▶ **Exercise task**: Take from the listing each line that has the string "Designer".

▶ **Exercise inputs**:
==================================================

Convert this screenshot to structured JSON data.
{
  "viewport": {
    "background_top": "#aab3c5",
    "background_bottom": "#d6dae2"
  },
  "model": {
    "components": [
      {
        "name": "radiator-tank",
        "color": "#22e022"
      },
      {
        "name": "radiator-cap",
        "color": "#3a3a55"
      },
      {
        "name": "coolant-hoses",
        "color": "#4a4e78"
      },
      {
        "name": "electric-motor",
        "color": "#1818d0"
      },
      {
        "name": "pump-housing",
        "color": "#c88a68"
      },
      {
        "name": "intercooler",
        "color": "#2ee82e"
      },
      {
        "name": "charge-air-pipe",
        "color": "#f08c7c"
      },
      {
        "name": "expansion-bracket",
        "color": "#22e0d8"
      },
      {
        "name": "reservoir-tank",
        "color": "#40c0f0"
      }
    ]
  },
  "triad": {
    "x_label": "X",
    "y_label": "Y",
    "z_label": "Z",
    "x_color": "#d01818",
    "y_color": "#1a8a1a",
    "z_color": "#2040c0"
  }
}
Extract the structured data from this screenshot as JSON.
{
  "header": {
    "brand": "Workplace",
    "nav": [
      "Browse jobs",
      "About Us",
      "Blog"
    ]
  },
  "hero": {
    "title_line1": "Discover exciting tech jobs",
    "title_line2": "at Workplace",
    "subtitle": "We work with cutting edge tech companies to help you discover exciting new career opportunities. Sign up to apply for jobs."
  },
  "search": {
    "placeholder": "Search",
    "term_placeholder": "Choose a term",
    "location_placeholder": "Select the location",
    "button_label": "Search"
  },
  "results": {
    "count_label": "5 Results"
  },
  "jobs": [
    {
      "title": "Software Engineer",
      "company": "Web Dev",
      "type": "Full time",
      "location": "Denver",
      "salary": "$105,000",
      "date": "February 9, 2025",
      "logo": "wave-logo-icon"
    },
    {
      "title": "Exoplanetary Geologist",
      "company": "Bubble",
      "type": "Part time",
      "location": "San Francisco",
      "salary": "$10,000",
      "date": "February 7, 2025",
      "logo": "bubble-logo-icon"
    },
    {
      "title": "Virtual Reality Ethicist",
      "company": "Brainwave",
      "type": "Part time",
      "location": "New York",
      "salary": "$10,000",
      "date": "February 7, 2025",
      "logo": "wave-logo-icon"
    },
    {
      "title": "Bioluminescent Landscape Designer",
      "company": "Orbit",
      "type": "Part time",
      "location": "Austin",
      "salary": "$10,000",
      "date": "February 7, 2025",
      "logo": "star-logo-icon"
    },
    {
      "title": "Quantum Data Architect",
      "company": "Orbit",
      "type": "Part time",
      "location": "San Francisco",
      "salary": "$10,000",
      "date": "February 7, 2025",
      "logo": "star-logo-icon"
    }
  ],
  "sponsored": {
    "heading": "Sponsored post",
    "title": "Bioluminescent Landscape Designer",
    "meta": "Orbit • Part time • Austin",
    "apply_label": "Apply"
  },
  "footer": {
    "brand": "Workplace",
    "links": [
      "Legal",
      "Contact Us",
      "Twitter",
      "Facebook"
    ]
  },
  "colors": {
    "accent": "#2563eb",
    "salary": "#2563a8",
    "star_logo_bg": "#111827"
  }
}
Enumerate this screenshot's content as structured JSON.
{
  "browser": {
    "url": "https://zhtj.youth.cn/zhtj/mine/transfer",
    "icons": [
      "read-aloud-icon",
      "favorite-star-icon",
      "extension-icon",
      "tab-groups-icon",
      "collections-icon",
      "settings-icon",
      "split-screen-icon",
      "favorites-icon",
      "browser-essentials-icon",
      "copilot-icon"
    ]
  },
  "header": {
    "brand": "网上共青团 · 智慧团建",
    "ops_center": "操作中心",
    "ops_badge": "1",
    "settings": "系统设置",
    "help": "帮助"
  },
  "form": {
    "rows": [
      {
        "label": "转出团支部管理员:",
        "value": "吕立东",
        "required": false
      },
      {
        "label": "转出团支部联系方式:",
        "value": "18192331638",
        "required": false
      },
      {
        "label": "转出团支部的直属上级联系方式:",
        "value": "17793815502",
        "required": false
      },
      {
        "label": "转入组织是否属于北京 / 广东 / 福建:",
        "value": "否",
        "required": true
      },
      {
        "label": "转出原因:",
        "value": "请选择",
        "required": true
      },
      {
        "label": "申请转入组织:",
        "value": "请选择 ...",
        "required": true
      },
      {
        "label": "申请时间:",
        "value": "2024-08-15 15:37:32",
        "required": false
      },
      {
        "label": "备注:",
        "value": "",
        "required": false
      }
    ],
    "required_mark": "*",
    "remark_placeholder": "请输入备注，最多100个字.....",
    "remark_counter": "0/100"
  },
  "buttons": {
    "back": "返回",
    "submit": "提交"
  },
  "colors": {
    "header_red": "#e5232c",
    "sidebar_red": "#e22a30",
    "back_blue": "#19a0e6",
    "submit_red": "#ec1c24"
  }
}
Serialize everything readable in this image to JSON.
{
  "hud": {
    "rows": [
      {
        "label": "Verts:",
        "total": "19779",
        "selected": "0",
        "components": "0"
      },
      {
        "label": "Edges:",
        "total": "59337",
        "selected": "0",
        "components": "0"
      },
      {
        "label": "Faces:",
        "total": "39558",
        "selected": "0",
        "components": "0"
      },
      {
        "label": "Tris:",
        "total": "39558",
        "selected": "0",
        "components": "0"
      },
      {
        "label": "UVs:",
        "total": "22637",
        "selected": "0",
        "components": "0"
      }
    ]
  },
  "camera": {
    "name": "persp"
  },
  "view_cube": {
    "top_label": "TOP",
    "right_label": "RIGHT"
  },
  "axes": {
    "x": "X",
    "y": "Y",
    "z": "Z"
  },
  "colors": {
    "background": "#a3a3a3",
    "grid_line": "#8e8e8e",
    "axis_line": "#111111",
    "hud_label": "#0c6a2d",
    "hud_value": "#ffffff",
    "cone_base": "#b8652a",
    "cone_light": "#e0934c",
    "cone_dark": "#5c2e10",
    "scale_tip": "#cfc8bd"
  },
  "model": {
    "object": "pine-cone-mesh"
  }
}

==================================================

▶ **Answer for this exercise**:
      "title": "Bioluminescent Landscape Designer",
    "title": "Bioluminescent Landscape Designer",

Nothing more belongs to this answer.